** start Stored rows **

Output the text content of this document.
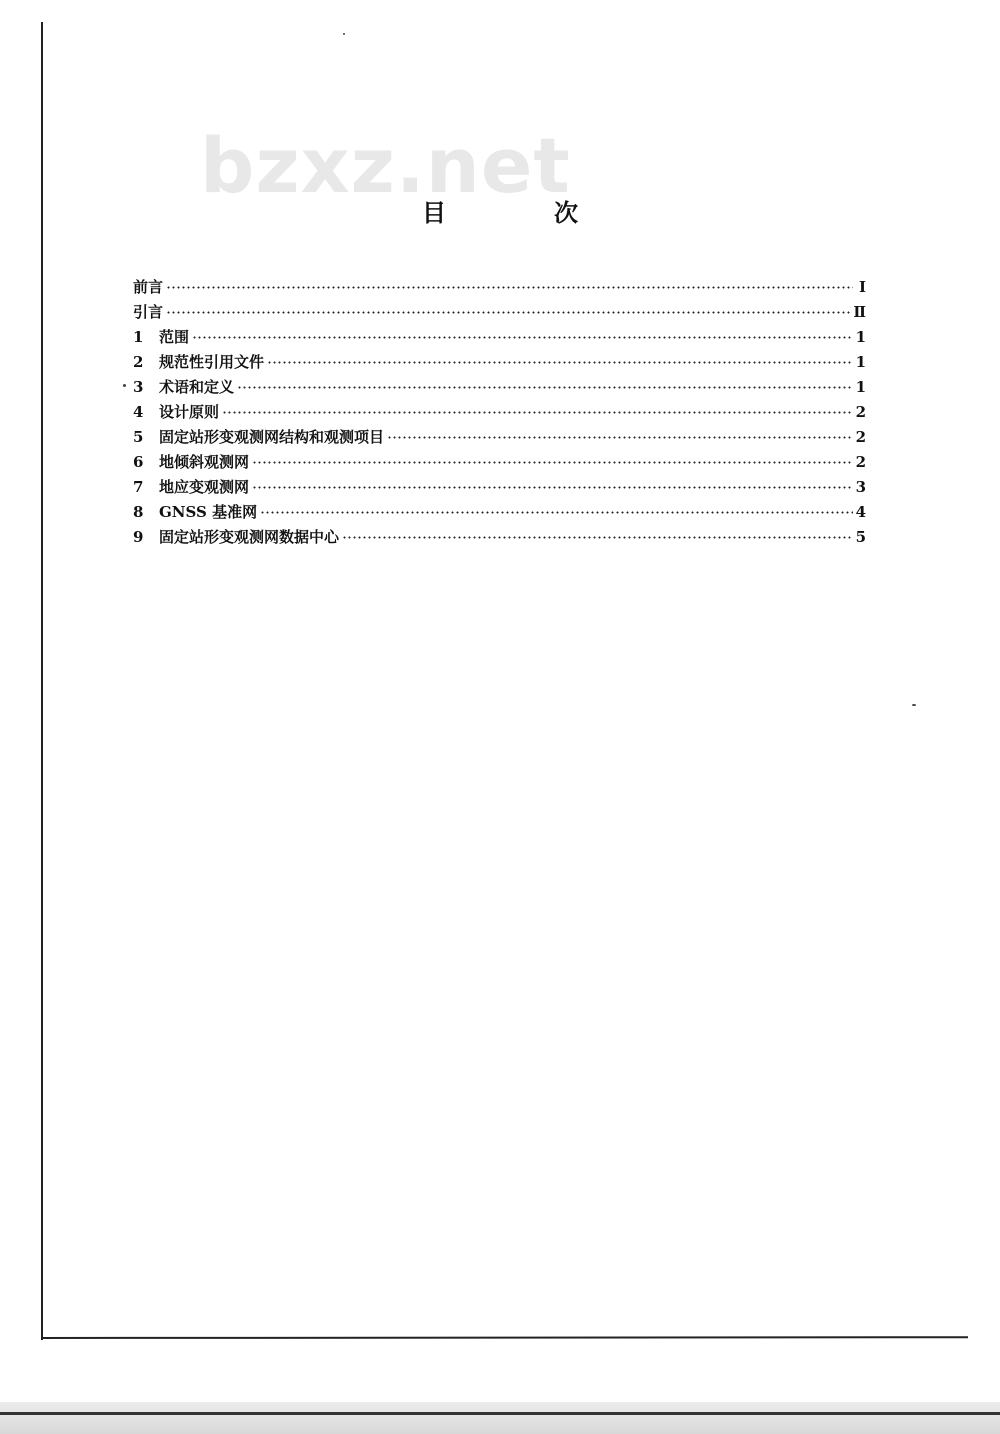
bzxz.net
目　次
前言	Ⅰ
引言	Ⅱ
1	范围	1
2	规范性引用文件	1
3	术语和定义	1
4	设计原则	2
5	固定站形变观测网结构和观测项目	2
6	地倾斜观测网	2
7	地应变观测网	3
8	GNSS 基准网	4
9	固定站形变观测网数据中心	5
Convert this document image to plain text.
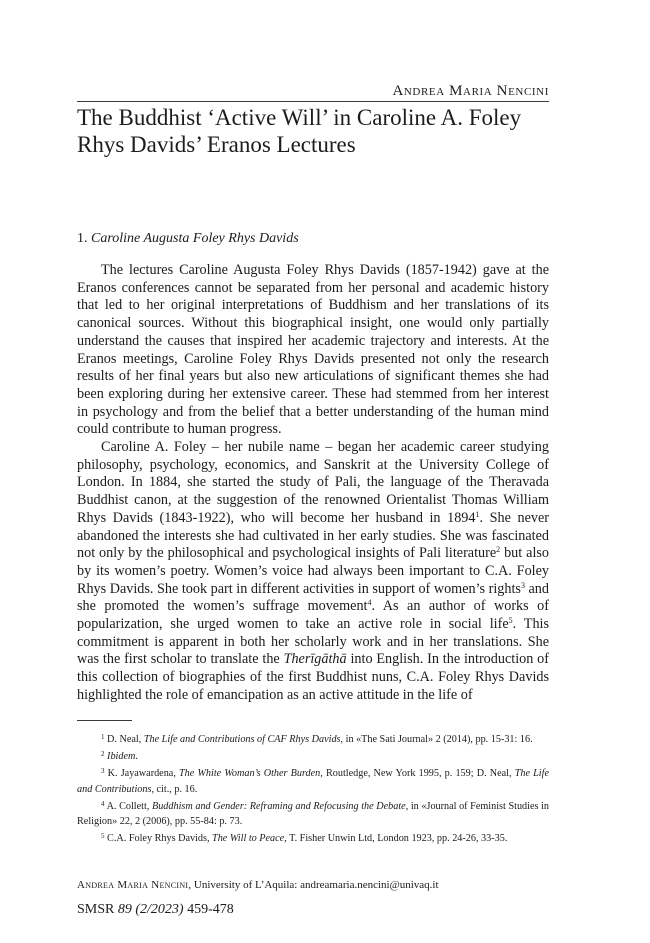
Andrea Maria Nencini
The Buddhist ‘Active Will’ in Caroline A. Foley Rhys Davids’ Eranos Lectures
1. Caroline Augusta Foley Rhys Davids

The lectures Caroline Augusta Foley Rhys Davids (1857-1942) gave at the Eranos conferences cannot be separated from her personal and academic history that led to her original interpretations of Buddhism and her translations of its canonical sources. Without this biographical insight, one would only partially understand the causes that inspired her academic trajectory and interests. At the Eranos meetings, Caroline Foley Rhys Davids presented not only the research results of her final years but also new articulations of significant themes she had been exploring during her extensive career. These had stemmed from her interest in psychology and from the belief that a better understanding of the human mind could contribute to human progress.

Caroline A. Foley – her nubile name – began her academic career studying philosophy, psychology, economics, and Sanskrit at the University College of London. In 1884, she started the study of Pali, the language of the Theravada Buddhist canon, at the suggestion of the renowned Orientalist Thomas William Rhys Davids (1843-1922), who will become her husband in 1894$^1$. She never abandoned the interests she had cultivated in her early studies. She was fascinated not only by the philosophical and psychological insights of Pali literature$^2$ but also by its women’s poetry. Women’s voice had always been important to C.A. Foley Rhys Davids. She took part in different activities in support of women’s rights$^3$ and she promoted the women’s suffrage movement$^4$. As an author of works of popularization, she urged women to take an active role in social life$^5$. This commitment is apparent in both her scholarly work and in her translations. She was the first scholar to translate the Therīgāthā into English. In the introduction of this collection of biographies of the first Buddhist nuns, C.A. Foley Rhys Davids highlighted the role of emancipation as an active attitude in the life of

$^1$ D. Neal, The Life and Contributions of CAF Rhys Davids, in «The Sati Journal» 2 (2014), pp. 15-31: 16.

$^2$ Ibidem.

$^3$ K. Jayawardena, The White Woman’s Other Burden, Routledge, New York 1995, p. 159; D. Neal, The Life and Contributions, cit., p. 16.

$^4$ A. Collett, Buddhism and Gender: Reframing and Refocusing the Debate, in «Journal of Feminist Studies in Religion» 22, 2 (2006), pp. 55-84: p. 73.

$^5$ C.A. Foley Rhys Davids, The Will to Peace, T. Fisher Unwin Ltd, London 1923, pp. 24-26, 33-35.

Andrea Maria Nencini, University of L’Aquila: andreamaria.nencini@univaq.it
SMSR 89 (2/2023) 459-478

** end Stored rows **

● Problem description: Retype every entry verbatim and exclude the pictures from the copy.

● Solution below:
Output the text content of this document.
bzxz.net
目　次
前言	Ⅰ
引言	Ⅱ
1	范围	1
2	规范性引用文件	1
3	术语和定义	1
4	设计原则	2
5	固定站形变观测网结构和观测项目	2
6	地倾斜观测网	2
7	地应变观测网	3
8	GNSS 基准网	4
9	固定站形变观测网数据中心	5
Convert this document image to plain text.
Andrea Maria Nencini
The Buddhist ‘Active Will’ in Caroline A. Foley Rhys Davids’ Eranos Lectures
1. Caroline Augusta Foley Rhys Davids

The lectures Caroline Augusta Foley Rhys Davids (1857-1942) gave at the Eranos conferences cannot be separated from her personal and academic history that led to her original interpretations of Buddhism and her translations of its canonical sources. Without this biographical insight, one would only partially understand the causes that inspired her academic trajectory and interests. At the Eranos meetings, Caroline Foley Rhys Davids presented not only the research results of her final years but also new articulations of significant themes she had been exploring during her extensive career. These had stemmed from her interest in psychology and from the belief that a better understanding of the human mind could contribute to human progress.

Caroline A. Foley – her nubile name – began her academic career studying philosophy, psychology, economics, and Sanskrit at the University College of London. In 1884, she started the study of Pali, the language of the Theravada Buddhist canon, at the suggestion of the renowned Orientalist Thomas William Rhys Davids (1843-1922), who will become her husband in 1894$^1$. She never abandoned the interests she had cultivated in her early studies. She was fascinated not only by the philosophical and psychological insights of Pali literature$^2$ but also by its women’s poetry. Women’s voice had always been important to C.A. Foley Rhys Davids. She took part in different activities in support of women’s rights$^3$ and she promoted the women’s suffrage movement$^4$. As an author of works of popularization, she urged women to take an active role in social life$^5$. This commitment is apparent in both her scholarly work and in her translations. She was the first scholar to translate the Therīgāthā into English. In the introduction of this collection of biographies of the first Buddhist nuns, C.A. Foley Rhys Davids highlighted the role of emancipation as an active attitude in the life of

$^1$ D. Neal, The Life and Contributions of CAF Rhys Davids, in «The Sati Journal» 2 (2014), pp. 15-31: 16.

$^2$ Ibidem.

$^3$ K. Jayawardena, The White Woman’s Other Burden, Routledge, New York 1995, p. 159; D. Neal, The Life and Contributions, cit., p. 16.

$^4$ A. Collett, Buddhism and Gender: Reframing and Refocusing the Debate, in «Journal of Feminist Studies in Religion» 22, 2 (2006), pp. 55-84: p. 73.

$^5$ C.A. Foley Rhys Davids, The Will to Peace, T. Fisher Unwin Ltd, London 1923, pp. 24-26, 33-35.

Andrea Maria Nencini, University of L’Aquila: andreamaria.nencini@univaq.it
SMSR 89 (2/2023) 459-478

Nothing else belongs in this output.